> To be done
Tally the lines of the data that include the word "tekintetében" and state the total, nothing else.

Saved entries
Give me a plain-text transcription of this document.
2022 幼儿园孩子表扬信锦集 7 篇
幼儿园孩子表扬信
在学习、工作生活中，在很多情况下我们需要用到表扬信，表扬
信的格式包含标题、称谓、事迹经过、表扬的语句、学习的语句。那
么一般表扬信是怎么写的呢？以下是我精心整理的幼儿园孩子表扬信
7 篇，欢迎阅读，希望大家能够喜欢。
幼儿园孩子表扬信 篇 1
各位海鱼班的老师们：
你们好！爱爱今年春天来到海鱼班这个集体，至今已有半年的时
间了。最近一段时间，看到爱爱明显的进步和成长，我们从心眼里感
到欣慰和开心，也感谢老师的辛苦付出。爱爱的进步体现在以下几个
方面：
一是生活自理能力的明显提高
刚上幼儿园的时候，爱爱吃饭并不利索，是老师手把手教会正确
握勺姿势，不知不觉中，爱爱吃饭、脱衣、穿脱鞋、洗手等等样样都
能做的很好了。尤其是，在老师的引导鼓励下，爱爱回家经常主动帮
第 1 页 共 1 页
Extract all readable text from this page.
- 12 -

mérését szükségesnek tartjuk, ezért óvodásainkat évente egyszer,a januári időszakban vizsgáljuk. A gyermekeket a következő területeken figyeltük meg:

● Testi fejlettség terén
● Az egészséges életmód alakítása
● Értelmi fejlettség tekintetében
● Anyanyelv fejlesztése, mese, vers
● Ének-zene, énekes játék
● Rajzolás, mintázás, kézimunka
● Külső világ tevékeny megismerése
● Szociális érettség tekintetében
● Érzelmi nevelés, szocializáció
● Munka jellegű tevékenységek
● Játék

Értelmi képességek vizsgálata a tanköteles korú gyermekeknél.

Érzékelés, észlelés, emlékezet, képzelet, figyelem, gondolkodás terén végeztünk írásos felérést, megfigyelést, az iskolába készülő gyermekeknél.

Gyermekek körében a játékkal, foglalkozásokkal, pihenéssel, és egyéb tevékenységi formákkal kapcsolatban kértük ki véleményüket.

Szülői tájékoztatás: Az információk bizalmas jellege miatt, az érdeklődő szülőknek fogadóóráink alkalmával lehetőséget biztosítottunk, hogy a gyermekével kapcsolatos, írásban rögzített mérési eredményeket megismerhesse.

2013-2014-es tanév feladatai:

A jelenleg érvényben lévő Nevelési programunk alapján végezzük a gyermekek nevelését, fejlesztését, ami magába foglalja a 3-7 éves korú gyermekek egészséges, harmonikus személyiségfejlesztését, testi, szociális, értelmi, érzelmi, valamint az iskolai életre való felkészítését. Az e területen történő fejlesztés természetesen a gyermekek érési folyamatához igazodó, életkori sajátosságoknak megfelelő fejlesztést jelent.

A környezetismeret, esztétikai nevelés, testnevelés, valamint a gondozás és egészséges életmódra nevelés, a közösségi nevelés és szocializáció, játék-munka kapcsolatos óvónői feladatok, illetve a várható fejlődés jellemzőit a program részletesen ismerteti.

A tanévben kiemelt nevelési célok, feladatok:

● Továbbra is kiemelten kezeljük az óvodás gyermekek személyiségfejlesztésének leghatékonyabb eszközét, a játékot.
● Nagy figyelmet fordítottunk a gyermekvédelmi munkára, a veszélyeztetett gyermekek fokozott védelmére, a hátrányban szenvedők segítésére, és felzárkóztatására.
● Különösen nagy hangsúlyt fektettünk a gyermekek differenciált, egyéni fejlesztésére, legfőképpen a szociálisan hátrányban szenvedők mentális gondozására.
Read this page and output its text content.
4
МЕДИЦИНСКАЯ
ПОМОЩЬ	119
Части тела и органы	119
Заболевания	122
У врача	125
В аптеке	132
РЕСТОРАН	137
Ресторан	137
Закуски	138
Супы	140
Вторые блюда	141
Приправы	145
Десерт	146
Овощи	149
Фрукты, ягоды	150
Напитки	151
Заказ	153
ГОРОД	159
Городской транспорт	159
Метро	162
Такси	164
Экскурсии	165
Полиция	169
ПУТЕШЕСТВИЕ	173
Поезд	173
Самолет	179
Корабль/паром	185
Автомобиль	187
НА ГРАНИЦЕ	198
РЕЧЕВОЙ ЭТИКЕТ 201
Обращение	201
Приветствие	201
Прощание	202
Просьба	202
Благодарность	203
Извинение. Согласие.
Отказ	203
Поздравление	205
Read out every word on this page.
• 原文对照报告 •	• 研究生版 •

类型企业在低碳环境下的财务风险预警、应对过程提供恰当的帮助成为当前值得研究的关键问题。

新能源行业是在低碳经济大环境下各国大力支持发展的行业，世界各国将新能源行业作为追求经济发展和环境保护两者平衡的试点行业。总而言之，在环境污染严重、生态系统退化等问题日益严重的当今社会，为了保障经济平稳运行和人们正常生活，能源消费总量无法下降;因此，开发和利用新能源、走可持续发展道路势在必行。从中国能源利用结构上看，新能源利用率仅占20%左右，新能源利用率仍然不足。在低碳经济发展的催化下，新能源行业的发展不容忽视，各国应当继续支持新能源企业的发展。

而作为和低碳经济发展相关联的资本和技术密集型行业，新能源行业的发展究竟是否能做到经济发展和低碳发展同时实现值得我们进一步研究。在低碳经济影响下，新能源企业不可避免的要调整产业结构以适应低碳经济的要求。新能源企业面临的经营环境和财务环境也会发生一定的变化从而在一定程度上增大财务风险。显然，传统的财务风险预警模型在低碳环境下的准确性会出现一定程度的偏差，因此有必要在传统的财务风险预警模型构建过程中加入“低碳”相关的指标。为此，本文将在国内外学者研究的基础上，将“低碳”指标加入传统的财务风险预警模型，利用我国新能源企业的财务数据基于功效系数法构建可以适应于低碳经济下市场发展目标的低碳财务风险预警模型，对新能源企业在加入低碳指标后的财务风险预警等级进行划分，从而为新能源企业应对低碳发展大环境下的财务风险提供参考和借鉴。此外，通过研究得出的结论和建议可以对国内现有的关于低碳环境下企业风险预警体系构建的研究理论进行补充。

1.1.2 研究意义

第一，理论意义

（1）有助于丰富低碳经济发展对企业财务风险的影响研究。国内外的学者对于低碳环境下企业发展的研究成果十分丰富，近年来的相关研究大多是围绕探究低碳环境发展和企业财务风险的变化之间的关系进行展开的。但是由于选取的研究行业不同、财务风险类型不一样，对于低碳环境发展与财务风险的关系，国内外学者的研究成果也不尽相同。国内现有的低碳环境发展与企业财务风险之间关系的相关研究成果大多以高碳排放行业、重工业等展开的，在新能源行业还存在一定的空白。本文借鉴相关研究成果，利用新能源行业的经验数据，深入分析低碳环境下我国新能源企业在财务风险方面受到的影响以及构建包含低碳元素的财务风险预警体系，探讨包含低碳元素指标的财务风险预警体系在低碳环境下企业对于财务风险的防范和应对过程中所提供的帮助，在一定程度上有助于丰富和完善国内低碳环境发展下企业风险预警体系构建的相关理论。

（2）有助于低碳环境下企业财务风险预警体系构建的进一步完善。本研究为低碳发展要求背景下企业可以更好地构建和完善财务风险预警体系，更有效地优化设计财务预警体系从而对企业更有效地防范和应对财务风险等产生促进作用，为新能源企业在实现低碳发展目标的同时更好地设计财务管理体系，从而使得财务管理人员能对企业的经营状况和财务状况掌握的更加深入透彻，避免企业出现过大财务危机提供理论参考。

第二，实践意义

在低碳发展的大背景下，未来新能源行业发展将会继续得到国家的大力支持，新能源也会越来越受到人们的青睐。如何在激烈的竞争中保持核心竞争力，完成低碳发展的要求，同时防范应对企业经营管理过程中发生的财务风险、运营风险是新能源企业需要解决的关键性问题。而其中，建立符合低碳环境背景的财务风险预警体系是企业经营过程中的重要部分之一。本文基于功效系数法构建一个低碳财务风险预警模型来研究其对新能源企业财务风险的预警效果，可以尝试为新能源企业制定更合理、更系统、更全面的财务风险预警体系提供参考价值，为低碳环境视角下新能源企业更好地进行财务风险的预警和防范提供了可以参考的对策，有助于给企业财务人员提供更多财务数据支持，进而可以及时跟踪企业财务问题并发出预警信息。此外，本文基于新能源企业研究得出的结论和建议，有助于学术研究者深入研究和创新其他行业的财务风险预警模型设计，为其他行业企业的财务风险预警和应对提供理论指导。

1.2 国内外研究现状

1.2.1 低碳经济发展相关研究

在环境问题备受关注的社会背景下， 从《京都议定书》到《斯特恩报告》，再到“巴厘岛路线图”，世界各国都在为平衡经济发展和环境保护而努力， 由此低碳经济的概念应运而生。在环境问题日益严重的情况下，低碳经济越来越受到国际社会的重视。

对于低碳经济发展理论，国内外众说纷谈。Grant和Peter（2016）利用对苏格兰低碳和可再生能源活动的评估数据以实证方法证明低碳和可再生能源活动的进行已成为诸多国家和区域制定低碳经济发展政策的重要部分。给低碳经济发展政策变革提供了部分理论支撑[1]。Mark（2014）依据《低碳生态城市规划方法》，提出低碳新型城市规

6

> Task answer
2